Pull out every line below holding the word "pokok".

(Extracted data entries)
---------------

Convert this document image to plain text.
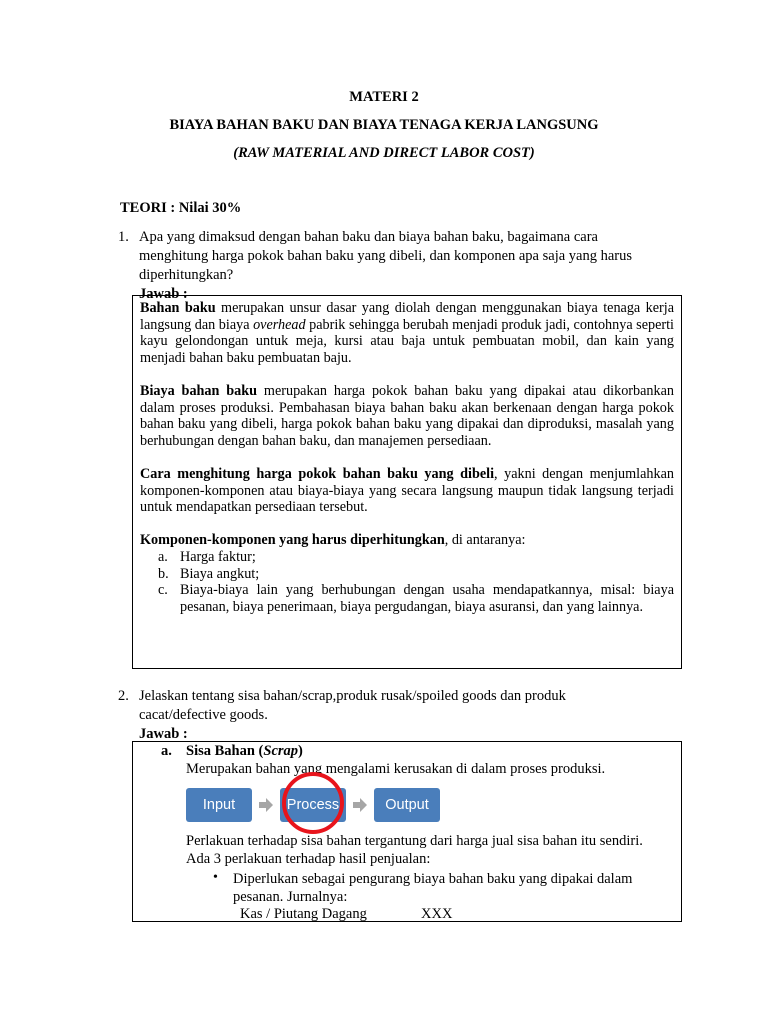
MATERI 2
BIAYA BAHAN BAKU DAN BIAYA TENAGA KERJA LANGSUNG
(RAW MATERIAL AND DIRECT LABOR COST)
TEORI : Nilai 30%
1. Apa yang dimaksud dengan bahan baku dan biaya bahan baku, bagaimana cara
menghitung harga pokok bahan baku yang dibeli, dan komponen apa saja yang harus
diperhitungkan?
Jawab :

Bahan baku merupakan unsur dasar yang diolah dengan menggunakan biaya tenaga kerja langsung dan biaya overhead pabrik sehingga berubah menjadi produk jadi, contohnya seperti kayu gelondongan untuk meja, kursi atau baja untuk pembuatan mobil, dan kain yang menjadi bahan baku pembuatan baju.

Biaya bahan baku merupakan harga pokok bahan baku yang dipakai atau dikorbankan dalam proses produksi. Pembahasan biaya bahan baku akan berkenaan dengan harga pokok bahan baku yang dibeli, harga pokok bahan baku yang dipakai dan diproduksi, masalah yang berhubungan dengan bahan baku, dan manajemen persediaan.

Cara menghitung harga pokok bahan baku yang dibeli, yakni dengan menjumlahkan komponen-komponen atau biaya-biaya yang secara langsung maupun tidak langsung terjadi untuk mendapatkan persediaan tersebut.

Komponen-komponen yang harus diperhitungkan, di antaranya:

a. Harga faktur;
b. Biaya angkut;
c. Biaya-biaya lain yang berhubungan dengan usaha mendapatkannya, misal: biaya pesanan, biaya penerimaan, biaya pergudangan, biaya asuransi, dan yang lainnya.
2. Jelaskan tentang sisa bahan/scrap,produk rusak/spoiled goods dan produk
cacat/defective goods.
Jawab :
a. Sisa Bahan (Scrap)
Merupakan bahan yang mengalami kerusakan di dalam proses produksi.
Perlakuan terhadap sisa bahan tergantung dari harga jual sisa bahan itu sendiri.
Ada 3 perlakuan terhadap hasil penjualan:
• Diperlukan sebagai pengurang biaya bahan baku yang dipakai dalam
pesanan. Jurnalnya:
Kas / Piutang Dagang	XXX
Input	Process	Output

---------------

*Reply to the task*:
menghitung harga pokok bahan baku yang dibeli, dan komponen apa saja yang harus
Biaya bahan baku merupakan harga pokok bahan baku yang dipakai atau dikorbankan dalam proses produksi. Pembahasan biaya bahan baku akan berkenaan dengan harga pokok bahan baku yang dibeli, harga pokok bahan baku yang dipakai dan diproduksi, masalah yang berhubungan dengan bahan baku, dan manajemen persediaan.
Cara menghitung harga pokok bahan baku yang dibeli, yakni dengan menjumlahkan komponen-komponen atau biaya-biaya yang secara langsung maupun tidak langsung terjadi untuk mendapatkan persediaan tersebut.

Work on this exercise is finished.